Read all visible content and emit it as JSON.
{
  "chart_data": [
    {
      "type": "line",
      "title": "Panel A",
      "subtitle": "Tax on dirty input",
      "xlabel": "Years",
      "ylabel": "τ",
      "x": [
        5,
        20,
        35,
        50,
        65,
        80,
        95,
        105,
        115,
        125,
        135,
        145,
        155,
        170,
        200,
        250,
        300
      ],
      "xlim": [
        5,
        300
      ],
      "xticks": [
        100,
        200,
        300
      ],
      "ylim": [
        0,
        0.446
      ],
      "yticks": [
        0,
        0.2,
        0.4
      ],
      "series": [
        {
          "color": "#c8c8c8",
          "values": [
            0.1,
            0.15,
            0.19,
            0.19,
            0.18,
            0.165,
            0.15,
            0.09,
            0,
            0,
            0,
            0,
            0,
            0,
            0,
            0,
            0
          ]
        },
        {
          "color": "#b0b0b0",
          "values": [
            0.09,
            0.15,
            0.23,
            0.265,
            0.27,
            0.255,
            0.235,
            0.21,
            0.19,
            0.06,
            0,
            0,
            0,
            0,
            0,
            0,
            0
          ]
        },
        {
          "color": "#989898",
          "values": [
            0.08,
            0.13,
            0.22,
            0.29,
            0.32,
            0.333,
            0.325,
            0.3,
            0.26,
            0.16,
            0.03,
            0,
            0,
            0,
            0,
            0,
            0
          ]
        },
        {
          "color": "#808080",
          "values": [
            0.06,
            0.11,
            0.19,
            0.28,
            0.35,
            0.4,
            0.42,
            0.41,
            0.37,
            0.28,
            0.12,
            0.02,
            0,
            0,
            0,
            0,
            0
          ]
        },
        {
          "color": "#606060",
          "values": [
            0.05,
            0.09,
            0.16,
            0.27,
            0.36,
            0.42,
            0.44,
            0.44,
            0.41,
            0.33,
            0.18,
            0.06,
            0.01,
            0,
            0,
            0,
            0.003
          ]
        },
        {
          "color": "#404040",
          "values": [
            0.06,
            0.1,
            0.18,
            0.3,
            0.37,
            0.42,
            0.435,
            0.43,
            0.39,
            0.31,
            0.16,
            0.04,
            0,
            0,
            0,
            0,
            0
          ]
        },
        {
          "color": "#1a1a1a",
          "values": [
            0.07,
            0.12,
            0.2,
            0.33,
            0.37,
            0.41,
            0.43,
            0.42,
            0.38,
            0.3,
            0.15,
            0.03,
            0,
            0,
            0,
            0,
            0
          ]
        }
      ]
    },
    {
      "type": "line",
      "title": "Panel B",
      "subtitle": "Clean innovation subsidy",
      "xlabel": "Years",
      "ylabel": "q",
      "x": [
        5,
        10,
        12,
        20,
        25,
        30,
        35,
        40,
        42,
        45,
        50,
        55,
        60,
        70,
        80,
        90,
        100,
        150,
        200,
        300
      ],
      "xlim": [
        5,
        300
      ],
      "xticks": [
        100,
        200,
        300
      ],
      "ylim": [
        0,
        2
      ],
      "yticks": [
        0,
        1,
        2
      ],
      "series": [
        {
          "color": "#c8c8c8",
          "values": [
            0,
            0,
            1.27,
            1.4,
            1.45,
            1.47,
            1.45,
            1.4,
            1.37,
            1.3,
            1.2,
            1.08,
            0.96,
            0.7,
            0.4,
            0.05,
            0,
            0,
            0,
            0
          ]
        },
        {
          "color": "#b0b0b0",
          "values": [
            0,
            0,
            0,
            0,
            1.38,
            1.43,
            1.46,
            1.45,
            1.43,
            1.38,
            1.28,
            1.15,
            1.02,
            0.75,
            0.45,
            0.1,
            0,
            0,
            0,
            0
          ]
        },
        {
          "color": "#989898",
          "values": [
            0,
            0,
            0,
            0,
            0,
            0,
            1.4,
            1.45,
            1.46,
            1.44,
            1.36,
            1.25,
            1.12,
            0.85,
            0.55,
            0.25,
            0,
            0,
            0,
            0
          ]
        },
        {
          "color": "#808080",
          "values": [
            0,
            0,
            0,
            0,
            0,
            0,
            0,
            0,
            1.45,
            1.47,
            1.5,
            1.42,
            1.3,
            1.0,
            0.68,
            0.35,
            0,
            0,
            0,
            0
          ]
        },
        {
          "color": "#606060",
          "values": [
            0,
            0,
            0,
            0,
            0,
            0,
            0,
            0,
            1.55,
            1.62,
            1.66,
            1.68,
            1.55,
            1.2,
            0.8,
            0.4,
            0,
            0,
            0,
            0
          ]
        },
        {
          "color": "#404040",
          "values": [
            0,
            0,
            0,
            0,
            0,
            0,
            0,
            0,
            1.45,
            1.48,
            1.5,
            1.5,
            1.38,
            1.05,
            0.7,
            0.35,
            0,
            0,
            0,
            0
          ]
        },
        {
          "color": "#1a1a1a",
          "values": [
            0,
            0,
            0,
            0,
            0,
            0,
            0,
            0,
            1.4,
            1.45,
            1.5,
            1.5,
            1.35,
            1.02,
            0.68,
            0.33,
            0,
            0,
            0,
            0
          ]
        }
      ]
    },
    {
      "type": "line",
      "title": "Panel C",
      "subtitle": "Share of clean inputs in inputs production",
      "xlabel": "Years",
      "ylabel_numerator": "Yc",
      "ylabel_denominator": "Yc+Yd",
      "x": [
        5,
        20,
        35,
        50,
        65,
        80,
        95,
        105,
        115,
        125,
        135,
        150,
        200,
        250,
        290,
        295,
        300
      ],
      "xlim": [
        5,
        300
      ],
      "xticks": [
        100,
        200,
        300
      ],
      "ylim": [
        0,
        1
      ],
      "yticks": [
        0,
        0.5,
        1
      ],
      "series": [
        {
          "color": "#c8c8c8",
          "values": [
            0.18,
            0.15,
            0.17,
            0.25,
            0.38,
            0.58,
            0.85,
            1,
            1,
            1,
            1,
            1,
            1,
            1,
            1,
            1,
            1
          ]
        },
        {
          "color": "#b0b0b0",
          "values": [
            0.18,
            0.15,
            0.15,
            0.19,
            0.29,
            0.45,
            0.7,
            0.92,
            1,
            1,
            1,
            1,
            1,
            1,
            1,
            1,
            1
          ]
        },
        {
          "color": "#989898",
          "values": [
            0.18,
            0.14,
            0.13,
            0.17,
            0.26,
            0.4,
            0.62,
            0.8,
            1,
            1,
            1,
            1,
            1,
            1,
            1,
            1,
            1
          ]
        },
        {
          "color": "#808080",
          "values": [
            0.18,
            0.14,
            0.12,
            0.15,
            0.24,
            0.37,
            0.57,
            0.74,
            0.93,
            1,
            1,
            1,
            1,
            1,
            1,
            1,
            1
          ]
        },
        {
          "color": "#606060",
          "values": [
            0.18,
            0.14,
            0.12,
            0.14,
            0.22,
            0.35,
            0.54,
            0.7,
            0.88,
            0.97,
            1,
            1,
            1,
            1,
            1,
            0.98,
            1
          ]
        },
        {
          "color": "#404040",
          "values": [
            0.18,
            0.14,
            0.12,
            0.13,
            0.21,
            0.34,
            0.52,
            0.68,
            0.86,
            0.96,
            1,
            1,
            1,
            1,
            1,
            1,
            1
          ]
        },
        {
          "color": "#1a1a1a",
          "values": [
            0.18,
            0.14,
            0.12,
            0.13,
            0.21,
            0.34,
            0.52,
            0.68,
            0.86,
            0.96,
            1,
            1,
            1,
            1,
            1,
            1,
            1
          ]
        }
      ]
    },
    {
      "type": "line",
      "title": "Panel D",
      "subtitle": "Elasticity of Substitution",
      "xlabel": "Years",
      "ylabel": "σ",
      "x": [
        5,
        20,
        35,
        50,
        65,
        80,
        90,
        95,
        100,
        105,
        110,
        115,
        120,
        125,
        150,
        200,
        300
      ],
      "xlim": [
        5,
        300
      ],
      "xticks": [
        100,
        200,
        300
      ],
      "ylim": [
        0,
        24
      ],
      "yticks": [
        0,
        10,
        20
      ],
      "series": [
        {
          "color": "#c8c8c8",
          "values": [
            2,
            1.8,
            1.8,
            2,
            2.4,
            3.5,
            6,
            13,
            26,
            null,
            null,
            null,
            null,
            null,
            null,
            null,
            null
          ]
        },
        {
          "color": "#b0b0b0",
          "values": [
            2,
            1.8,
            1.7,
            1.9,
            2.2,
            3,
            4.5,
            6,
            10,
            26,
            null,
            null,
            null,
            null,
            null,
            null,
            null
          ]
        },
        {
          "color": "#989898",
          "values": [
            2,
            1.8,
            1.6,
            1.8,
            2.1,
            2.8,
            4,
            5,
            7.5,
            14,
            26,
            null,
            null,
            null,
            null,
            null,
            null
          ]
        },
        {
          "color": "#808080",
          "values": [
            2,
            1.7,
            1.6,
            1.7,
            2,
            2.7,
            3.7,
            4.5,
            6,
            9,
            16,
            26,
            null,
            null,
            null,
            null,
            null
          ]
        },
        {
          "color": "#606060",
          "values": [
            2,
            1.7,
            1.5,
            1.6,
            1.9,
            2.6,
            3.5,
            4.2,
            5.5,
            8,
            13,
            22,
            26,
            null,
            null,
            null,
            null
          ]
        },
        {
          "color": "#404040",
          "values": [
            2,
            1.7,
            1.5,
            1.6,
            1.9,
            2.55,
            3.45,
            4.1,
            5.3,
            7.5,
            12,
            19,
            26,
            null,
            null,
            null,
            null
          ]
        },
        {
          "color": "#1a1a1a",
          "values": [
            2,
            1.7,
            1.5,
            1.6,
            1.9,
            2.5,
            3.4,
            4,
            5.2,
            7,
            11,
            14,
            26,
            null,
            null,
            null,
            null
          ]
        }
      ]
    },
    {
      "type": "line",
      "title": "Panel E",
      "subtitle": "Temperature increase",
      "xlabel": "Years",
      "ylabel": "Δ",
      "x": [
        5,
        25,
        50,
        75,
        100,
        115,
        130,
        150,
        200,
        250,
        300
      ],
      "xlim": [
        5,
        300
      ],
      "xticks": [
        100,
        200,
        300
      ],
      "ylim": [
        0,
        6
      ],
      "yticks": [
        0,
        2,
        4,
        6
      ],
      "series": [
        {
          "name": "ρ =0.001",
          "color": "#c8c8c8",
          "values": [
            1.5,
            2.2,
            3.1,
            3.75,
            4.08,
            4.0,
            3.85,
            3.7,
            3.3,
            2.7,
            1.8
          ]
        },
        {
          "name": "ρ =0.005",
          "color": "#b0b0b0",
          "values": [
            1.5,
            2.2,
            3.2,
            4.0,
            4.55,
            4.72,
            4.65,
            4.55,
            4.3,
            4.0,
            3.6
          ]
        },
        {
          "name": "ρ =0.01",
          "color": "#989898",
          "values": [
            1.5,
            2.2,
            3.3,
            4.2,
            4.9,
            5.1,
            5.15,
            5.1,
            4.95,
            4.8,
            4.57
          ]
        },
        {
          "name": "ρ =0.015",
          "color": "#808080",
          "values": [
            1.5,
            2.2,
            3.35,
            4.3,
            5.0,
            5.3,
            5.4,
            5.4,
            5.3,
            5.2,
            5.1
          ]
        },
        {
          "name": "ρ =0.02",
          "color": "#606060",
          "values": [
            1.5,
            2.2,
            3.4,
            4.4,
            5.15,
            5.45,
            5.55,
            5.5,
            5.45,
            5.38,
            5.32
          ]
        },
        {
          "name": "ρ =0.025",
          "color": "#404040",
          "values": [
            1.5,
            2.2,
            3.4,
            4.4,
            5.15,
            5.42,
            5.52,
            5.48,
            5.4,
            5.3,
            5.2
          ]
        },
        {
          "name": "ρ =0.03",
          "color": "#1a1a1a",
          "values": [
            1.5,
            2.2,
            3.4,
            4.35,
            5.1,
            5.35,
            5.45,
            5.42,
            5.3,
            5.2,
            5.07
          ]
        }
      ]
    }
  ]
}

◆ ◆ ◆ ◆

> **Your task**
Copy every line above that holds the word "Panel".

> **Response to this task**
      "title": "Panel A",
      "title": "Panel B",
      "title": "Panel C",
      "title": "Panel D",
      "title": "Panel E",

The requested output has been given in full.